The task: Transcribe the records that follow. Keep every word exactly, and drop the pictures.

**** Data provided

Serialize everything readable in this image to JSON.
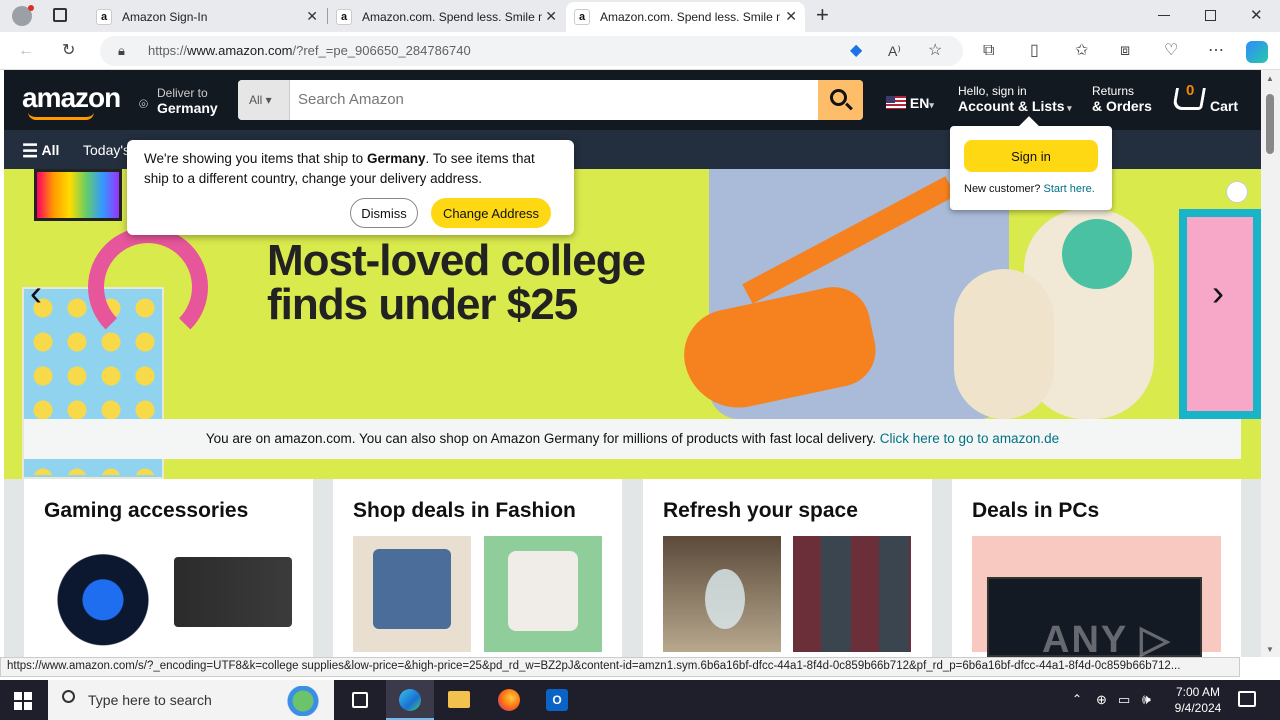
{
  "browser": {
    "tabs": [
      {
        "title": "Amazon Sign-In",
        "favicon": "a"
      },
      {
        "title": "Amazon.com. Spend less. Smile m",
        "favicon": "a"
      },
      {
        "title": "Amazon.com. Spend less. Smile m",
        "favicon": "a"
      }
    ],
    "url_prefix": "https://",
    "url_host": "www.amazon.com",
    "url_path": "/?ref_=pe_906650_284786740",
    "new_tab": "+"
  },
  "nav": {
    "logo": "amazon",
    "deliver_to": "Deliver to",
    "country": "Germany",
    "search_category": "All",
    "search_placeholder": "Search Amazon",
    "lang": "EN",
    "hello": "Hello, sign in",
    "account": "Account & Lists",
    "returns": "Returns",
    "orders": "& Orders",
    "cart_count": "0",
    "cart": "Cart"
  },
  "subnav": {
    "all": "All",
    "todays": "Today's"
  },
  "ship_popup": {
    "text_a": "We're showing you items that ship to ",
    "country": "Germany",
    "text_b": ". To see items that ship to a different country, change your delivery address.",
    "dismiss": "Dismiss",
    "change": "Change Address"
  },
  "signin_popup": {
    "button": "Sign in",
    "new_customer": "New customer?",
    "start_here": "Start here."
  },
  "hero": {
    "headline_1": "Most-loved college",
    "headline_2": "finds under $25",
    "notice": "You are on amazon.com. You can also shop on Amazon Germany for millions of products with fast local delivery.",
    "notice_link": "Click here to go to amazon.de"
  },
  "cards": [
    {
      "title": "Gaming accessories"
    },
    {
      "title": "Shop deals in Fashion"
    },
    {
      "title": "Refresh your space"
    },
    {
      "title": "Deals in PCs"
    }
  ],
  "status_url": "https://www.amazon.com/s/?_encoding=UTF8&k=college supplies&low-price=&high-price=25&pd_rd_w=BZ2pJ&content-id=amzn1.sym.6b6a16bf-dfcc-44a1-8f4d-0c859b66b712&pf_rd_p=6b6a16bf-dfcc-44a1-8f4d-0c859b66b712...",
  "taskbar": {
    "search_placeholder": "Type here to search",
    "time": "7:00 AM",
    "date": "9/4/2024"
  },
  "colors": {
    "nav_bg": "#131921",
    "subnav_bg": "#232f3e",
    "search_button": "#febd69",
    "accent_yellow": "#ffd814",
    "link": "#007185",
    "hero_bg": "#d9ea4c"
  }
}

********

Expected answer:
Serialize everything readable in this image to JSON.
{
  "browser": {
    "tabs": [
      {
        "title": "Amazon Sign-In",
        "favicon": "a"
      },
      {
        "title": "Amazon.com. Spend less. Smile m",
        "favicon": "a"
      },
      {
        "title": "Amazon.com. Spend less. Smile m",
        "favicon": "a"
      }
    ],
    "url_prefix": "https://",
    "url_host": "www.amazon.com",
    "url_path": "/?ref_=pe_906650_284786740",
    "new_tab": "+"
  },
  "nav": {
    "logo": "amazon",
    "deliver_to": "Deliver to",
    "country": "Germany",
    "search_category": "All",
    "search_placeholder": "Search Amazon",
    "lang": "EN",
    "hello": "Hello, sign in",
    "account": "Account & Lists",
    "returns": "Returns",
    "orders": "& Orders",
    "cart_count": "0",
    "cart": "Cart"
  },
  "subnav": {
    "all": "All",
    "todays": "Today's"
  },
  "ship_popup": {
    "text_a": "We're showing you items that ship to ",
    "country": "Germany",
    "text_b": ". To see items that ship to a different country, change your delivery address.",
    "dismiss": "Dismiss",
    "change": "Change Address"
  },
  "signin_popup": {
    "button": "Sign in",
    "new_customer": "New customer?",
    "start_here": "Start here."
  },
  "hero": {
    "headline_1": "Most-loved college",
    "headline_2": "finds under $25",
    "notice": "You are on amazon.com. You can also shop on Amazon Germany for millions of products with fast local delivery.",
    "notice_link": "Click here to go to amazon.de"
  },
  "cards": [
    {
      "title": "Gaming accessories"
    },
    {
      "title": "Shop deals in Fashion"
    },
    {
      "title": "Refresh your space"
    },
    {
      "title": "Deals in PCs"
    }
  ],
  "status_url": "https://www.amazon.com/s/?_encoding=UTF8&k=college supplies&low-price=&high-price=25&pd_rd_w=BZ2pJ&content-id=amzn1.sym.6b6a16bf-dfcc-44a1-8f4d-0c859b66b712&pf_rd_p=6b6a16bf-dfcc-44a1-8f4d-0c859b66b712...",
  "taskbar": {
    "search_placeholder": "Type here to search",
    "time": "7:00 AM",
    "date": "9/4/2024"
  },
  "colors": {
    "nav_bg": "#131921",
    "subnav_bg": "#232f3e",
    "search_button": "#febd69",
    "accent_yellow": "#ffd814",
    "link": "#007185",
    "hero_bg": "#d9ea4c"
  }
}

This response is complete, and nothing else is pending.